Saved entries
--- START ---

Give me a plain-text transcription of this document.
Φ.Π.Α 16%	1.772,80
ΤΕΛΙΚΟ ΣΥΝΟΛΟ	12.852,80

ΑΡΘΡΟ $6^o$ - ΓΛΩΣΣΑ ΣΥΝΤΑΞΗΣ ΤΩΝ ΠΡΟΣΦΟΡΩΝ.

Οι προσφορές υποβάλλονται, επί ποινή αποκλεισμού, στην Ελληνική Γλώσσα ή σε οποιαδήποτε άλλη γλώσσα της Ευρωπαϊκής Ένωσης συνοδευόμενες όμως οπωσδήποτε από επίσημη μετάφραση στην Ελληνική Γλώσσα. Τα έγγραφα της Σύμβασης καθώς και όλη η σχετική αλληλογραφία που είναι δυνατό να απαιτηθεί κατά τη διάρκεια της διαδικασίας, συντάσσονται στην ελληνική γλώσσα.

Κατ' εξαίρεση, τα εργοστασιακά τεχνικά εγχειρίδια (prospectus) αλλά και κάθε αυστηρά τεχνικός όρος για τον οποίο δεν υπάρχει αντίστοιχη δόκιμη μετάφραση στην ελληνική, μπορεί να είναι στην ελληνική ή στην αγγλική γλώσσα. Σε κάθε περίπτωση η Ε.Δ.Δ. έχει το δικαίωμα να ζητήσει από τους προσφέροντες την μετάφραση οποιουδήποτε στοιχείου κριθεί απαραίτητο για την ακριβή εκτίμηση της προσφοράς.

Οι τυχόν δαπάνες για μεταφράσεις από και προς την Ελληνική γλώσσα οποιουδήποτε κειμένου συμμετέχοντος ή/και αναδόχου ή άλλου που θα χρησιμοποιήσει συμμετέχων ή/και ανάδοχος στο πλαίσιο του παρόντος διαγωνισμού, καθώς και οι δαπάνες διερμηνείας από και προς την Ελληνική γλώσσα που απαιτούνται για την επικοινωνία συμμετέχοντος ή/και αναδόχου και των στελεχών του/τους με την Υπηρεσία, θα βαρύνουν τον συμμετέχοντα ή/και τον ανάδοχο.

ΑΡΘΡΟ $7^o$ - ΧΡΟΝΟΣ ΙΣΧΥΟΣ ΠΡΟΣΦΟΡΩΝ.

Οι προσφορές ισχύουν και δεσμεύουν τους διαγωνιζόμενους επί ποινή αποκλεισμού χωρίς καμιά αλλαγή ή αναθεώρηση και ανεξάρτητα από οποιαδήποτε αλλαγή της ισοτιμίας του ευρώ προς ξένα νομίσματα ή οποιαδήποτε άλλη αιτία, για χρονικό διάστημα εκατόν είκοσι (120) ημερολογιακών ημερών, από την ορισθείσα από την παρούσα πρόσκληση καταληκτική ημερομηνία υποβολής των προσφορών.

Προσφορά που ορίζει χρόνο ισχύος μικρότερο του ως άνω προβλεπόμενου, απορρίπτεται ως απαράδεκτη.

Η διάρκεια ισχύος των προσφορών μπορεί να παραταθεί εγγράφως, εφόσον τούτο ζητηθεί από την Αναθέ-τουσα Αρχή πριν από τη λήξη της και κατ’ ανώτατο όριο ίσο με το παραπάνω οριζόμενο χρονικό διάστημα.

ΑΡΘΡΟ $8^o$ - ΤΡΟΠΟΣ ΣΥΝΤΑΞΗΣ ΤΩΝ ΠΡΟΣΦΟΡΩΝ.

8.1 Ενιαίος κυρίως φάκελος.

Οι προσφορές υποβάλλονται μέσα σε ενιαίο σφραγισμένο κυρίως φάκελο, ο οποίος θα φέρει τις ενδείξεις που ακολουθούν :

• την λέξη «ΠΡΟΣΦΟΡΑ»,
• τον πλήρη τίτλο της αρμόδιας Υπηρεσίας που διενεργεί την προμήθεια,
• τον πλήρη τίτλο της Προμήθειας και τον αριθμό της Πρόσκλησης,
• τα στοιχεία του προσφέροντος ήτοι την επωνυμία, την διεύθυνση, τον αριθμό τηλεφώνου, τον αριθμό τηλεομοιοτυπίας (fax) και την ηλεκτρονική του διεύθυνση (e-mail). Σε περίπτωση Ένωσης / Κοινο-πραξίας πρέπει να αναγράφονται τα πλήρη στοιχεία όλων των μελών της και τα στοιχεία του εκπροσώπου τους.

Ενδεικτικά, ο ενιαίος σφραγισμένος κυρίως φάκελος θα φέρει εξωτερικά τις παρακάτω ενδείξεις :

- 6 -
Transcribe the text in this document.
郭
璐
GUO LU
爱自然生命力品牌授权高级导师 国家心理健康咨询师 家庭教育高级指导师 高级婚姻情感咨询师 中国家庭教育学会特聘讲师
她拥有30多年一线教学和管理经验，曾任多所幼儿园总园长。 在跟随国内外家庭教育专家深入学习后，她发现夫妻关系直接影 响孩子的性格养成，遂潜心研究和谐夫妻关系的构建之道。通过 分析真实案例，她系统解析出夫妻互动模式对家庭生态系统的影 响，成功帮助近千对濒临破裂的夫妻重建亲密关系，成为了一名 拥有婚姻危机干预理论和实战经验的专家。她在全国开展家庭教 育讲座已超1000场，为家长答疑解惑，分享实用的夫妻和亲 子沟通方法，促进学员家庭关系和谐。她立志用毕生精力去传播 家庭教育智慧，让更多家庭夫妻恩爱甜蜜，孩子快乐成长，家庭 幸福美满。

--- END ---

Task details:
The records above must be output exactly, in full.

The result:
Give me a plain-text transcription of this document.
Φ.Π.Α 16%	1.772,80
ΤΕΛΙΚΟ ΣΥΝΟΛΟ	12.852,80

ΑΡΘΡΟ $6^o$ - ΓΛΩΣΣΑ ΣΥΝΤΑΞΗΣ ΤΩΝ ΠΡΟΣΦΟΡΩΝ.

Οι προσφορές υποβάλλονται, επί ποινή αποκλεισμού, στην Ελληνική Γλώσσα ή σε οποιαδήποτε άλλη γλώσσα της Ευρωπαϊκής Ένωσης συνοδευόμενες όμως οπωσδήποτε από επίσημη μετάφραση στην Ελληνική Γλώσσα. Τα έγγραφα της Σύμβασης καθώς και όλη η σχετική αλληλογραφία που είναι δυνατό να απαιτηθεί κατά τη διάρκεια της διαδικασίας, συντάσσονται στην ελληνική γλώσσα.

Κατ' εξαίρεση, τα εργοστασιακά τεχνικά εγχειρίδια (prospectus) αλλά και κάθε αυστηρά τεχνικός όρος για τον οποίο δεν υπάρχει αντίστοιχη δόκιμη μετάφραση στην ελληνική, μπορεί να είναι στην ελληνική ή στην αγγλική γλώσσα. Σε κάθε περίπτωση η Ε.Δ.Δ. έχει το δικαίωμα να ζητήσει από τους προσφέροντες την μετάφραση οποιουδήποτε στοιχείου κριθεί απαραίτητο για την ακριβή εκτίμηση της προσφοράς.

Οι τυχόν δαπάνες για μεταφράσεις από και προς την Ελληνική γλώσσα οποιουδήποτε κειμένου συμμετέχοντος ή/και αναδόχου ή άλλου που θα χρησιμοποιήσει συμμετέχων ή/και ανάδοχος στο πλαίσιο του παρόντος διαγωνισμού, καθώς και οι δαπάνες διερμηνείας από και προς την Ελληνική γλώσσα που απαιτούνται για την επικοινωνία συμμετέχοντος ή/και αναδόχου και των στελεχών του/τους με την Υπηρεσία, θα βαρύνουν τον συμμετέχοντα ή/και τον ανάδοχο.

ΑΡΘΡΟ $7^o$ - ΧΡΟΝΟΣ ΙΣΧΥΟΣ ΠΡΟΣΦΟΡΩΝ.

Οι προσφορές ισχύουν και δεσμεύουν τους διαγωνιζόμενους επί ποινή αποκλεισμού χωρίς καμιά αλλαγή ή αναθεώρηση και ανεξάρτητα από οποιαδήποτε αλλαγή της ισοτιμίας του ευρώ προς ξένα νομίσματα ή οποιαδήποτε άλλη αιτία, για χρονικό διάστημα εκατόν είκοσι (120) ημερολογιακών ημερών, από την ορισθείσα από την παρούσα πρόσκληση καταληκτική ημερομηνία υποβολής των προσφορών.

Προσφορά που ορίζει χρόνο ισχύος μικρότερο του ως άνω προβλεπόμενου, απορρίπτεται ως απαράδεκτη.

Η διάρκεια ισχύος των προσφορών μπορεί να παραταθεί εγγράφως, εφόσον τούτο ζητηθεί από την Αναθέ-τουσα Αρχή πριν από τη λήξη της και κατ’ ανώτατο όριο ίσο με το παραπάνω οριζόμενο χρονικό διάστημα.

ΑΡΘΡΟ $8^o$ - ΤΡΟΠΟΣ ΣΥΝΤΑΞΗΣ ΤΩΝ ΠΡΟΣΦΟΡΩΝ.

8.1 Ενιαίος κυρίως φάκελος.

Οι προσφορές υποβάλλονται μέσα σε ενιαίο σφραγισμένο κυρίως φάκελο, ο οποίος θα φέρει τις ενδείξεις που ακολουθούν :

• την λέξη «ΠΡΟΣΦΟΡΑ»,
• τον πλήρη τίτλο της αρμόδιας Υπηρεσίας που διενεργεί την προμήθεια,
• τον πλήρη τίτλο της Προμήθειας και τον αριθμό της Πρόσκλησης,
• τα στοιχεία του προσφέροντος ήτοι την επωνυμία, την διεύθυνση, τον αριθμό τηλεφώνου, τον αριθμό τηλεομοιοτυπίας (fax) και την ηλεκτρονική του διεύθυνση (e-mail). Σε περίπτωση Ένωσης / Κοινο-πραξίας πρέπει να αναγράφονται τα πλήρη στοιχεία όλων των μελών της και τα στοιχεία του εκπροσώπου τους.

Ενδεικτικά, ο ενιαίος σφραγισμένος κυρίως φάκελος θα φέρει εξωτερικά τις παρακάτω ενδείξεις :

- 6 -
Transcribe the text in this document.
郭
璐
GUO LU
爱自然生命力品牌授权高级导师 国家心理健康咨询师 家庭教育高级指导师 高级婚姻情感咨询师 中国家庭教育学会特聘讲师
她拥有30多年一线教学和管理经验，曾任多所幼儿园总园长。 在跟随国内外家庭教育专家深入学习后，她发现夫妻关系直接影 响孩子的性格养成，遂潜心研究和谐夫妻关系的构建之道。通过 分析真实案例，她系统解析出夫妻互动模式对家庭生态系统的影 响，成功帮助近千对濒临破裂的夫妻重建亲密关系，成为了一名 拥有婚姻危机干预理论和实战经验的专家。她在全国开展家庭教 育讲座已超1000场，为家长答疑解惑，分享实用的夫妻和亲 子沟通方法，促进学员家庭关系和谐。她立志用毕生精力去传播 家庭教育智慧，让更多家庭夫妻恩爱甜蜜，孩子快乐成长，家庭 幸福美满。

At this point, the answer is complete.